## DIRECTIONS FOR THIS TASK
Report how many lines of the listing below include the word "Установка". Give nothing but the number.

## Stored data
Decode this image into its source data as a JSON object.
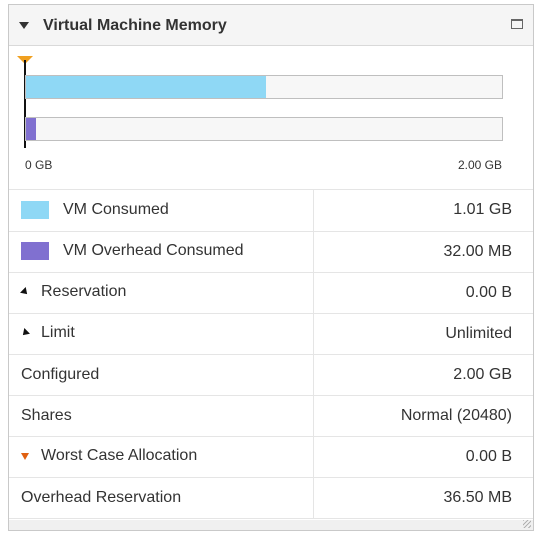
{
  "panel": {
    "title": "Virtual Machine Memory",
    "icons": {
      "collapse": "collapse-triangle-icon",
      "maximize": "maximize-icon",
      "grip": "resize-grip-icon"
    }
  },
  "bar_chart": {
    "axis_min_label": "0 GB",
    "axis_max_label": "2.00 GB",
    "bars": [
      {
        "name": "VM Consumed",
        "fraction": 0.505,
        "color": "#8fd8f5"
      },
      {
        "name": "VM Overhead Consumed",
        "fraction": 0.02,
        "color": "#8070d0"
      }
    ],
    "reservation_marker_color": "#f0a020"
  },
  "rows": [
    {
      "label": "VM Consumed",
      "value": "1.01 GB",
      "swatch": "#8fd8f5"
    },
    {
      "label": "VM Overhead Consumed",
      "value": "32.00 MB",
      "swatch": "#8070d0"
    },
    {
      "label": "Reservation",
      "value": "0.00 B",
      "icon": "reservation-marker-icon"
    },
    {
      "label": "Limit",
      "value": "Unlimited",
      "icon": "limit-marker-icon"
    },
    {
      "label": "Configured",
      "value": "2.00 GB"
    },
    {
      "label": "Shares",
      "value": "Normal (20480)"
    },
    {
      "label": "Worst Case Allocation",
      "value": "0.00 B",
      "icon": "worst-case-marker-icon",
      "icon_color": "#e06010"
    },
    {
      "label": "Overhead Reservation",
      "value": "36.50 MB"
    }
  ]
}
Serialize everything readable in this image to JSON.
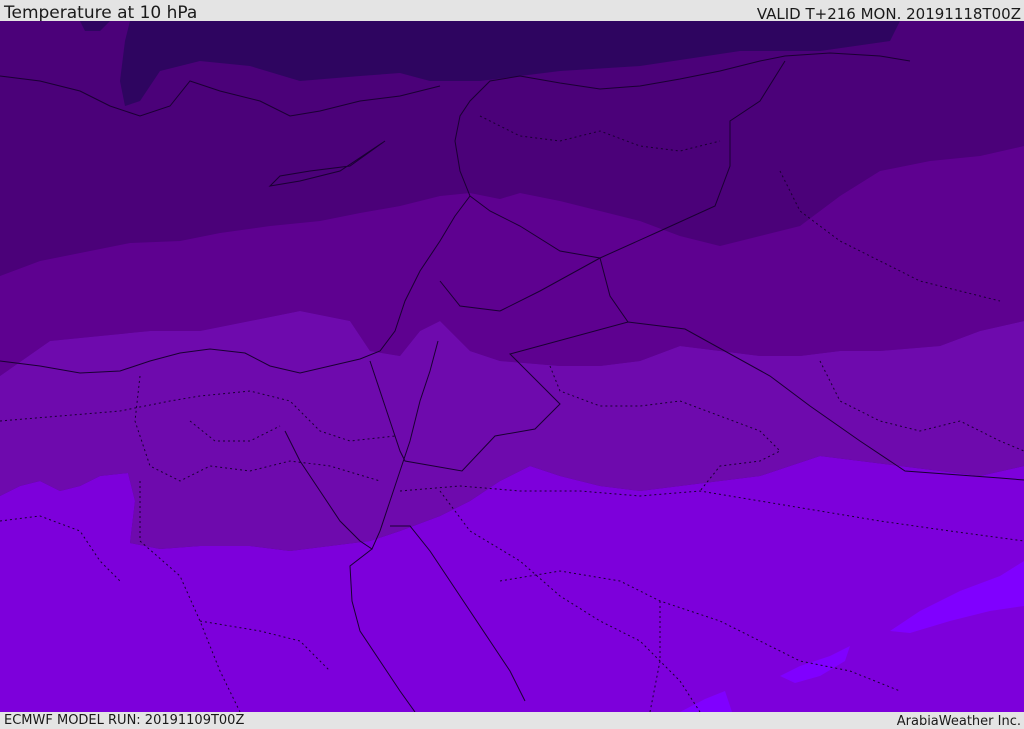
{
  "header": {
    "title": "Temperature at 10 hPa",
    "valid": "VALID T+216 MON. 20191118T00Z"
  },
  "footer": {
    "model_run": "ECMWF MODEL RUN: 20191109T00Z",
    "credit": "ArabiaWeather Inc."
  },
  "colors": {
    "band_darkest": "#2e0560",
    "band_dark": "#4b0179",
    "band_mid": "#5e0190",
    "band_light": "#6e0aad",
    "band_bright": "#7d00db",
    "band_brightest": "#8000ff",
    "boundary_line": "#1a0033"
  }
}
--
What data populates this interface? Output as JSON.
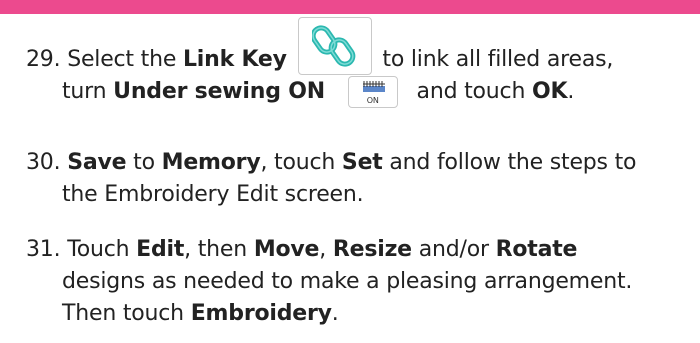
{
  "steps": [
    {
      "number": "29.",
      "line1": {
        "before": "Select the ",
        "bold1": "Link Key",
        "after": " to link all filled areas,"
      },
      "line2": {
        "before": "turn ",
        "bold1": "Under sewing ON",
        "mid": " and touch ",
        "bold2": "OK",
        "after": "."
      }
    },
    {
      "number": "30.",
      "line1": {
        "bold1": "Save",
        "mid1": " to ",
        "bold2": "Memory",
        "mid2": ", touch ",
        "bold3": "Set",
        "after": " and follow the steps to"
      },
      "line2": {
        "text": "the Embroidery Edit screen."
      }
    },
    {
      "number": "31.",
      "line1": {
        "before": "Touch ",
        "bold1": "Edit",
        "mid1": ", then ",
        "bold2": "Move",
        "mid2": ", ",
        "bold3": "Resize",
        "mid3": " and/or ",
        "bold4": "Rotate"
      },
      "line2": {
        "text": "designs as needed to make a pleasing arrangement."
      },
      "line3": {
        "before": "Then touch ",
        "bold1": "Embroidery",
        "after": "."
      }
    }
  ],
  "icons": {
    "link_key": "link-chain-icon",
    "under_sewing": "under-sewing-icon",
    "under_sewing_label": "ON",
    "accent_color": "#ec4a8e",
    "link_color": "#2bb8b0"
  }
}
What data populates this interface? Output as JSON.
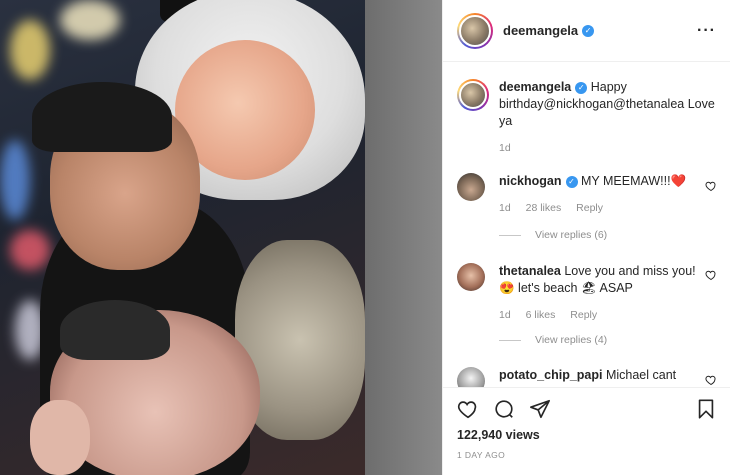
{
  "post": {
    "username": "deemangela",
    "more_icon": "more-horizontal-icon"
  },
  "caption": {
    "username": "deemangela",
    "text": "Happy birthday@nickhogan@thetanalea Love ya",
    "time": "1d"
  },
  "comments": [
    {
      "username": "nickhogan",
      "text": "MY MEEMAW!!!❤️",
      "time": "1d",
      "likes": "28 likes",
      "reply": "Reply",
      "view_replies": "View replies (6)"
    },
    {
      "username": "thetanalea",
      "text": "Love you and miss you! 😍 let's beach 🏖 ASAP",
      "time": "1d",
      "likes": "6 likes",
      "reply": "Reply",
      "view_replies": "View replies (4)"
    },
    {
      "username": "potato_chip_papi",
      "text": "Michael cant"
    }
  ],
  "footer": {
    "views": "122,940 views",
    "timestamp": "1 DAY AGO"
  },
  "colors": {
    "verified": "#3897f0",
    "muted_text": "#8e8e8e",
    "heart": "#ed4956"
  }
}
...
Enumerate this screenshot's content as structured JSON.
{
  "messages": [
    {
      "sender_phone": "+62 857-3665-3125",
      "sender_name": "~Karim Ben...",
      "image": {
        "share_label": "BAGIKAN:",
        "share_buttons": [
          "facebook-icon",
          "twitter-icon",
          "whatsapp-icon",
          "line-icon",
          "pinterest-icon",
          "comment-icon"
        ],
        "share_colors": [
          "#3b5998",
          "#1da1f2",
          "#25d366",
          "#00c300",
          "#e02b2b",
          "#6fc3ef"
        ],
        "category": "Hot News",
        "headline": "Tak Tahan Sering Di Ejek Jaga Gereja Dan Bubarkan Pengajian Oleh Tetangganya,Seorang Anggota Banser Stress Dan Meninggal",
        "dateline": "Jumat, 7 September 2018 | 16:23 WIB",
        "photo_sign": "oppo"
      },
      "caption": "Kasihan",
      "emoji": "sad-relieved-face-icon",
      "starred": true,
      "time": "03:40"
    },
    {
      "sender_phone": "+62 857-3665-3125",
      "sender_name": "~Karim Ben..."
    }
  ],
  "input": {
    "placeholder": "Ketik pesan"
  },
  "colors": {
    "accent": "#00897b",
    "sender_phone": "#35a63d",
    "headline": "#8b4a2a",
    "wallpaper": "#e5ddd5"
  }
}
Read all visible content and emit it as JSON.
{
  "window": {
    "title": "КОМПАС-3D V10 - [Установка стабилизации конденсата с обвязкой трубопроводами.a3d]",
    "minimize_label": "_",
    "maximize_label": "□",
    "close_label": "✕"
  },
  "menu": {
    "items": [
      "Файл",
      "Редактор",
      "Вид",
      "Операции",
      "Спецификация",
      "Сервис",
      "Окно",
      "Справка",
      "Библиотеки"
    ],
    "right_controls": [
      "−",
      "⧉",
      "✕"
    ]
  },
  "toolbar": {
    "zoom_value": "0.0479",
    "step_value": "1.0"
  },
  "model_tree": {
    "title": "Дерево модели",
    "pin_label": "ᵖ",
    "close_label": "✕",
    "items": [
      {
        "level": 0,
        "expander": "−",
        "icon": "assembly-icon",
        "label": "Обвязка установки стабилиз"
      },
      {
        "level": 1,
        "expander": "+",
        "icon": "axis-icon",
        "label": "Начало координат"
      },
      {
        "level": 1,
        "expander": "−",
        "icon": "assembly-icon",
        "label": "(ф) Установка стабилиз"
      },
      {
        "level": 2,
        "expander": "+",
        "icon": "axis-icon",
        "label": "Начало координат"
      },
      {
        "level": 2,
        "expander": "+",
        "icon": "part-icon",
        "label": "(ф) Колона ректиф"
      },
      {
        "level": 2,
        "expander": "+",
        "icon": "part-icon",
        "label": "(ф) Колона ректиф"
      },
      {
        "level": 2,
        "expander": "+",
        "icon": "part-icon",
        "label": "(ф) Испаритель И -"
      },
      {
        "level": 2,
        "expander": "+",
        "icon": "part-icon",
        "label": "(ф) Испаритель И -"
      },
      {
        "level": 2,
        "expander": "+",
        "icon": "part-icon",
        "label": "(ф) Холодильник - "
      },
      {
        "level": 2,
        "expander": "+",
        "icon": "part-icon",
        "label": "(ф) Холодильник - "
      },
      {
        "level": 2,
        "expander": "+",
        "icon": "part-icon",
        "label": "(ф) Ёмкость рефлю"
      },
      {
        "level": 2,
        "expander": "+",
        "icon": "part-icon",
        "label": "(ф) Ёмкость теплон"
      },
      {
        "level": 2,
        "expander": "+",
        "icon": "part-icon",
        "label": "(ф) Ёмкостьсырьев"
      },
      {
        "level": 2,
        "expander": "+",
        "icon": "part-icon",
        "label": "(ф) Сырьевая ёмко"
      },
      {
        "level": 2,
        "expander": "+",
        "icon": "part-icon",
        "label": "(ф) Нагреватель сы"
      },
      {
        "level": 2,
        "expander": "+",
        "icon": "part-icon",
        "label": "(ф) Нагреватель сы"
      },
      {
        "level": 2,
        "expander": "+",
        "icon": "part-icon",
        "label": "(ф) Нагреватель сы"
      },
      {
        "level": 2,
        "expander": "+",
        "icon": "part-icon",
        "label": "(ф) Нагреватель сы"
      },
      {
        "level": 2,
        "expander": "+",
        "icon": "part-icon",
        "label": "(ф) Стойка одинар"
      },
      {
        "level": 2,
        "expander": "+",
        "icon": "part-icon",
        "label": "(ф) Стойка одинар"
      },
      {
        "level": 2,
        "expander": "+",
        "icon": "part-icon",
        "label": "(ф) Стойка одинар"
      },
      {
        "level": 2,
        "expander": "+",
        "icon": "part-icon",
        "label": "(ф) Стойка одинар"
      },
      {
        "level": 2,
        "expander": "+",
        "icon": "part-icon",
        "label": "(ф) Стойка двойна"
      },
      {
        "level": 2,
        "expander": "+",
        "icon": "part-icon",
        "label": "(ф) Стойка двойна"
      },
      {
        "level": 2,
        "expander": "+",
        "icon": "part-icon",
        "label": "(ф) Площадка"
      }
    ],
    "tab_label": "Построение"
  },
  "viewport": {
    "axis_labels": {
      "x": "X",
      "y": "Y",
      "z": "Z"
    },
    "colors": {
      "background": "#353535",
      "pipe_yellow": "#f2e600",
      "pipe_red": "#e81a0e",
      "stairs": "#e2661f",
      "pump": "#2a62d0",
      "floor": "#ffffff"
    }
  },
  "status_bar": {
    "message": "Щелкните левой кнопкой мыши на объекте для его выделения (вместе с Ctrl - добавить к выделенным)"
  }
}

## RESULT
2